■ Stored items from a collection:

++++++++++++++++++++

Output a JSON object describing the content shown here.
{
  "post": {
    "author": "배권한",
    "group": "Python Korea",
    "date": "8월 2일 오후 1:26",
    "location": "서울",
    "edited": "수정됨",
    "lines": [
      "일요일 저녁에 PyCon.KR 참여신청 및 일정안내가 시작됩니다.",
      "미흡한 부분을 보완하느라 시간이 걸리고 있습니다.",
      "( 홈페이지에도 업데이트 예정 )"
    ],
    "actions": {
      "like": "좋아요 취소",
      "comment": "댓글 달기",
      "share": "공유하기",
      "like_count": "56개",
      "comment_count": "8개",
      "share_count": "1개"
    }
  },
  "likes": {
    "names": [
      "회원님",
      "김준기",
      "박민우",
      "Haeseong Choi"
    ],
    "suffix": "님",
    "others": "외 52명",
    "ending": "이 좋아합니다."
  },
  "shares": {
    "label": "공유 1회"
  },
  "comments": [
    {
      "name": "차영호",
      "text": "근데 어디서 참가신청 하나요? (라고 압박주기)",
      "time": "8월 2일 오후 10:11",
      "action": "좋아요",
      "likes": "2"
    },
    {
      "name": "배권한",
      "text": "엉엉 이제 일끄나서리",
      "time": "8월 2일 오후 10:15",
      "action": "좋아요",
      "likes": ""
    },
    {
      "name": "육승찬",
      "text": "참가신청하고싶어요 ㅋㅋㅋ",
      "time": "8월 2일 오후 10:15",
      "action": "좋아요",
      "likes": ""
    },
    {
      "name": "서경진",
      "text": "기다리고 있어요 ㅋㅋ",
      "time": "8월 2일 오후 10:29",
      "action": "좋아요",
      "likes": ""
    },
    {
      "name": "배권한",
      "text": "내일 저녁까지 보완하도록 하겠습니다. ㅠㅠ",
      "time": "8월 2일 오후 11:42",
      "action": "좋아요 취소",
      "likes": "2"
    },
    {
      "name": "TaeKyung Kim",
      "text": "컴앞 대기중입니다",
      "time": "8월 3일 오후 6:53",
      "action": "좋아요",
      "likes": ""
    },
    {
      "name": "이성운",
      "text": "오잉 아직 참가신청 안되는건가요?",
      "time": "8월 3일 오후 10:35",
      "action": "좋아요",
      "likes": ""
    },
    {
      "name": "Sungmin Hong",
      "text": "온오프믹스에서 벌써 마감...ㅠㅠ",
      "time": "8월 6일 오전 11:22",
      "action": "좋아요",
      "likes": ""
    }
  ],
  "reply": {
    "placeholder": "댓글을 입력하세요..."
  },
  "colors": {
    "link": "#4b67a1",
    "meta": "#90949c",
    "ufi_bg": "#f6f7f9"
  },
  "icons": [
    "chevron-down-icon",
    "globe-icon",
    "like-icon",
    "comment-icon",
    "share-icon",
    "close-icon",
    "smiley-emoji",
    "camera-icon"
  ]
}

++++++++++++++++++++

■ WHAT TO WORK ON: Reproduce the records word for word.

■ SOLUTION TO THIS TASK:
Output a JSON object describing the content shown here.
{
  "post": {
    "author": "배권한",
    "group": "Python Korea",
    "date": "8월 2일 오후 1:26",
    "location": "서울",
    "edited": "수정됨",
    "lines": [
      "일요일 저녁에 PyCon.KR 참여신청 및 일정안내가 시작됩니다.",
      "미흡한 부분을 보완하느라 시간이 걸리고 있습니다.",
      "( 홈페이지에도 업데이트 예정 )"
    ],
    "actions": {
      "like": "좋아요 취소",
      "comment": "댓글 달기",
      "share": "공유하기",
      "like_count": "56개",
      "comment_count": "8개",
      "share_count": "1개"
    }
  },
  "likes": {
    "names": [
      "회원님",
      "김준기",
      "박민우",
      "Haeseong Choi"
    ],
    "suffix": "님",
    "others": "외 52명",
    "ending": "이 좋아합니다."
  },
  "shares": {
    "label": "공유 1회"
  },
  "comments": [
    {
      "name": "차영호",
      "text": "근데 어디서 참가신청 하나요? (라고 압박주기)",
      "time": "8월 2일 오후 10:11",
      "action": "좋아요",
      "likes": "2"
    },
    {
      "name": "배권한",
      "text": "엉엉 이제 일끄나서리",
      "time": "8월 2일 오후 10:15",
      "action": "좋아요",
      "likes": ""
    },
    {
      "name": "육승찬",
      "text": "참가신청하고싶어요 ㅋㅋㅋ",
      "time": "8월 2일 오후 10:15",
      "action": "좋아요",
      "likes": ""
    },
    {
      "name": "서경진",
      "text": "기다리고 있어요 ㅋㅋ",
      "time": "8월 2일 오후 10:29",
      "action": "좋아요",
      "likes": ""
    },
    {
      "name": "배권한",
      "text": "내일 저녁까지 보완하도록 하겠습니다. ㅠㅠ",
      "time": "8월 2일 오후 11:42",
      "action": "좋아요 취소",
      "likes": "2"
    },
    {
      "name": "TaeKyung Kim",
      "text": "컴앞 대기중입니다",
      "time": "8월 3일 오후 6:53",
      "action": "좋아요",
      "likes": ""
    },
    {
      "name": "이성운",
      "text": "오잉 아직 참가신청 안되는건가요?",
      "time": "8월 3일 오후 10:35",
      "action": "좋아요",
      "likes": ""
    },
    {
      "name": "Sungmin Hong",
      "text": "온오프믹스에서 벌써 마감...ㅠㅠ",
      "time": "8월 6일 오전 11:22",
      "action": "좋아요",
      "likes": ""
    }
  ],
  "reply": {
    "placeholder": "댓글을 입력하세요..."
  },
  "colors": {
    "link": "#4b67a1",
    "meta": "#90949c",
    "ufi_bg": "#f6f7f9"
  },
  "icons": [
    "chevron-down-icon",
    "globe-icon",
    "like-icon",
    "comment-icon",
    "share-icon",
    "close-icon",
    "smiley-emoji",
    "camera-icon"
  ]
}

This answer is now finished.